Count only the lines of the records that hold "Винт", then give the number without any other words.

** START Records to use **

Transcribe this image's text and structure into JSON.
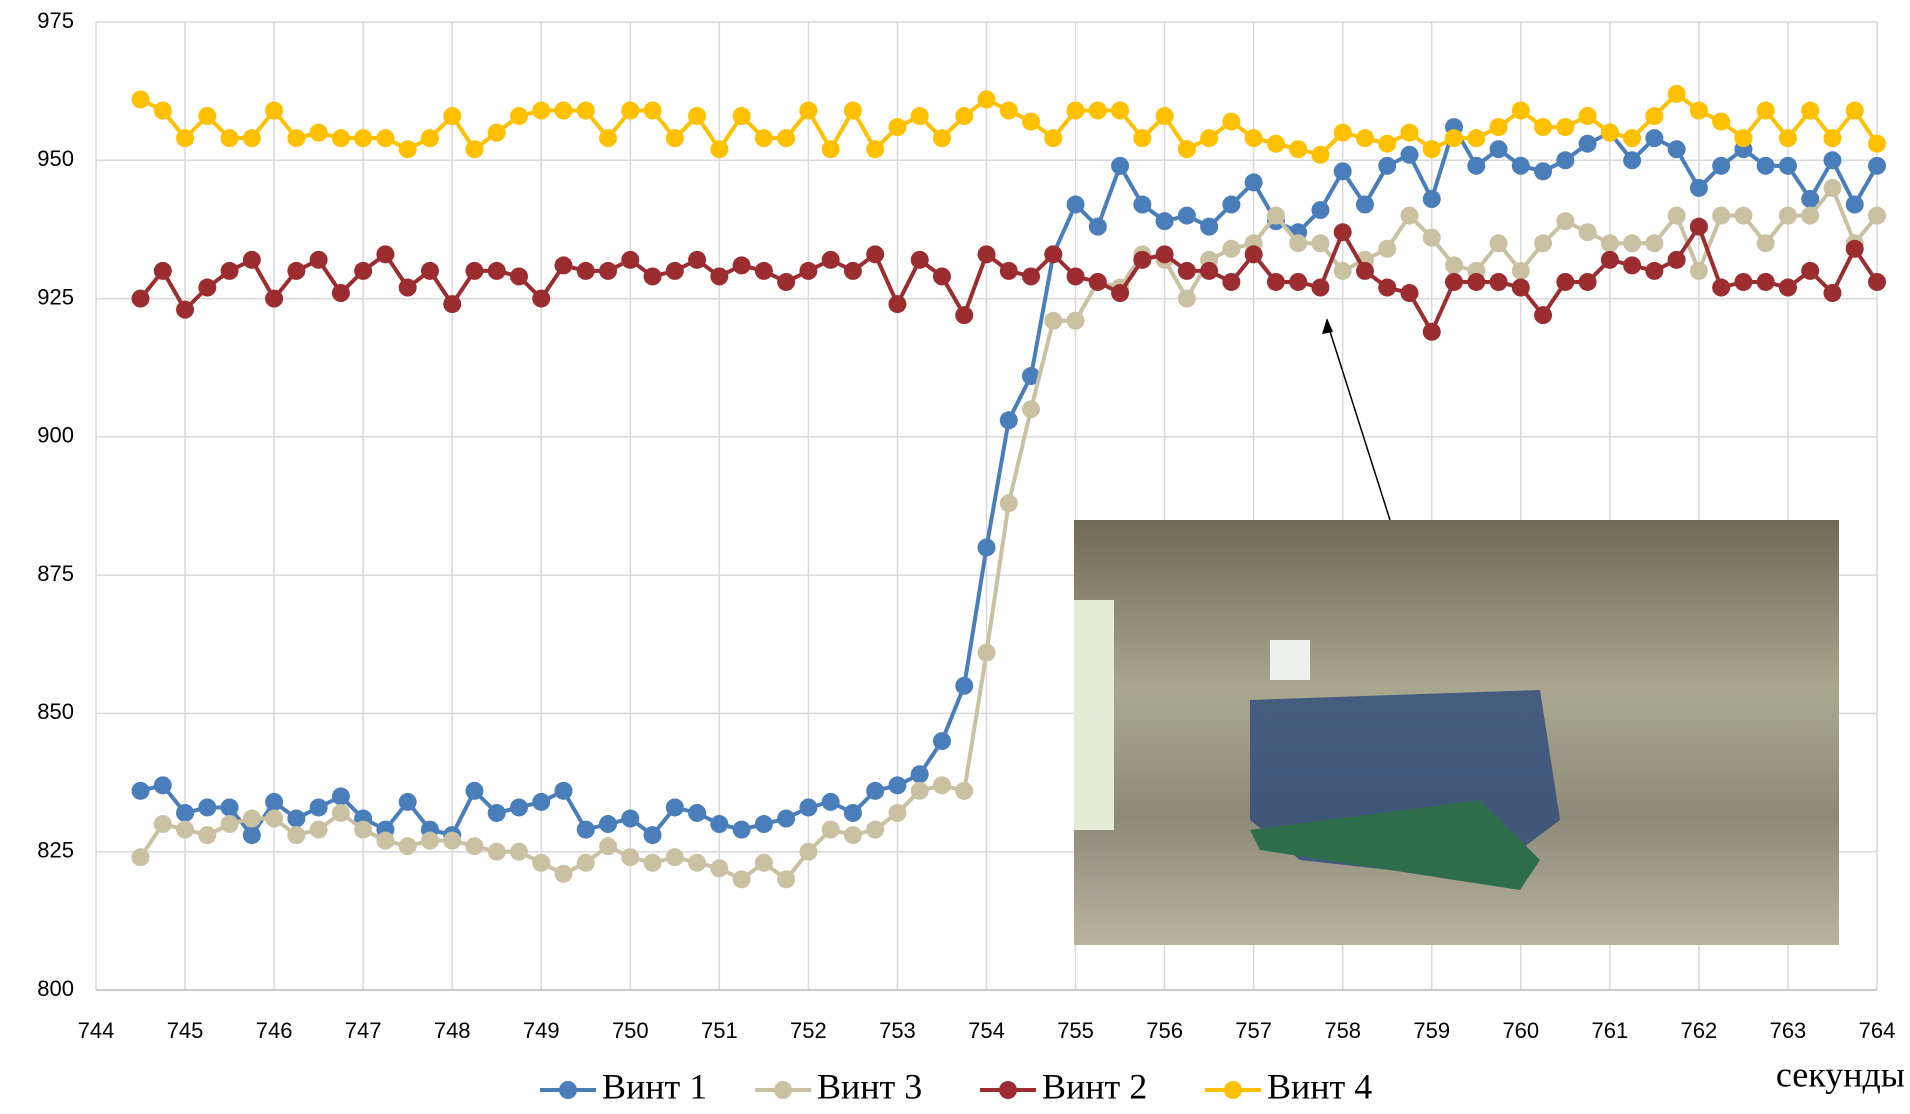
{
  "chart_data": {
    "type": "line",
    "x_label": "секунды",
    "x": [
      744.5,
      744.75,
      745,
      745.25,
      745.5,
      745.75,
      746,
      746.25,
      746.5,
      746.75,
      747,
      747.25,
      747.5,
      747.75,
      748,
      748.25,
      748.5,
      748.75,
      749,
      749.25,
      749.5,
      749.75,
      750,
      750.25,
      750.5,
      750.75,
      751,
      751.25,
      751.5,
      751.75,
      752,
      752.25,
      752.5,
      752.75,
      753,
      753.25,
      753.5,
      753.75,
      754,
      754.25,
      754.5,
      754.75,
      755,
      755.25,
      755.5,
      755.75,
      756,
      756.25,
      756.5,
      756.75,
      757,
      757.25,
      757.5,
      757.75,
      758,
      758.25,
      758.5,
      758.75,
      759,
      759.25,
      759.5,
      759.75,
      760,
      760.25,
      760.5,
      760.75,
      761,
      761.25,
      761.5,
      761.75,
      762,
      762.25,
      762.5,
      762.75,
      763,
      763.25,
      763.5,
      763.75,
      764
    ],
    "series": [
      {
        "name": "Винт 1",
        "color": "#4a7ebb",
        "values": [
          836,
          837,
          832,
          833,
          833,
          828,
          834,
          831,
          833,
          835,
          831,
          829,
          834,
          829,
          828,
          836,
          832,
          833,
          834,
          836,
          829,
          830,
          831,
          828,
          833,
          832,
          830,
          829,
          830,
          831,
          833,
          834,
          832,
          836,
          837,
          839,
          845,
          855,
          880,
          903,
          911,
          933,
          942,
          938,
          949,
          942,
          939,
          940,
          938,
          942,
          946,
          939,
          937,
          941,
          948,
          942,
          949,
          951,
          943,
          956,
          949,
          952,
          949,
          948,
          950,
          953,
          955,
          950,
          954,
          952,
          945,
          949,
          952,
          949,
          949,
          943,
          950,
          942,
          949
        ]
      },
      {
        "name": "Винт 3",
        "color": "#c9c1a2",
        "values": [
          824,
          830,
          829,
          828,
          830,
          831,
          831,
          828,
          829,
          832,
          829,
          827,
          826,
          827,
          827,
          826,
          825,
          825,
          823,
          821,
          823,
          826,
          824,
          823,
          824,
          823,
          822,
          820,
          823,
          820,
          825,
          829,
          828,
          829,
          832,
          836,
          837,
          836,
          861,
          888,
          905,
          921,
          921,
          928,
          927,
          933,
          932,
          925,
          932,
          934,
          935,
          940,
          935,
          935,
          930,
          932,
          934,
          940,
          936,
          931,
          930,
          935,
          930,
          935,
          939,
          937,
          935,
          935,
          935,
          940,
          930,
          940,
          940,
          935,
          940,
          940,
          945,
          935,
          940
        ]
      },
      {
        "name": "Винт 2",
        "color": "#9b2d30",
        "values": [
          925,
          930,
          923,
          927,
          930,
          932,
          925,
          930,
          932,
          926,
          930,
          933,
          927,
          930,
          924,
          930,
          930,
          929,
          925,
          931,
          930,
          930,
          932,
          929,
          930,
          932,
          929,
          931,
          930,
          928,
          930,
          932,
          930,
          933,
          924,
          932,
          929,
          922,
          933,
          930,
          929,
          933,
          929,
          928,
          926,
          932,
          933,
          930,
          930,
          928,
          933,
          928,
          928,
          927,
          937,
          930,
          927,
          926,
          919,
          928,
          928,
          928,
          927,
          922,
          928,
          928,
          932,
          931,
          930,
          932,
          938,
          927,
          928,
          928,
          927,
          930,
          926,
          934,
          928
        ]
      },
      {
        "name": "Винт 4",
        "color": "#ffc000",
        "values": [
          961,
          959,
          954,
          958,
          954,
          954,
          959,
          954,
          955,
          954,
          954,
          954,
          952,
          954,
          958,
          952,
          955,
          958,
          959,
          959,
          959,
          954,
          959,
          959,
          954,
          958,
          952,
          958,
          954,
          954,
          959,
          952,
          959,
          952,
          956,
          958,
          954,
          958,
          961,
          959,
          957,
          954,
          959,
          959,
          959,
          954,
          958,
          952,
          954,
          957,
          954,
          953,
          952,
          951,
          955,
          954,
          953,
          955,
          952,
          954,
          954,
          956,
          959,
          956,
          956,
          958,
          955,
          954,
          958,
          962,
          959,
          957,
          954,
          959,
          954,
          959,
          954,
          959,
          953
        ]
      }
    ],
    "xlim": [
      744,
      764
    ],
    "xticks": [
      744,
      745,
      746,
      747,
      748,
      749,
      750,
      751,
      752,
      753,
      754,
      755,
      756,
      757,
      758,
      759,
      760,
      761,
      762,
      763,
      764
    ],
    "ylim": [
      800,
      975
    ],
    "yticks": [
      800,
      825,
      850,
      875,
      900,
      925,
      950,
      975
    ],
    "grid": true,
    "legend": "bottom"
  }
}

** END Records to use **

## Final answer
4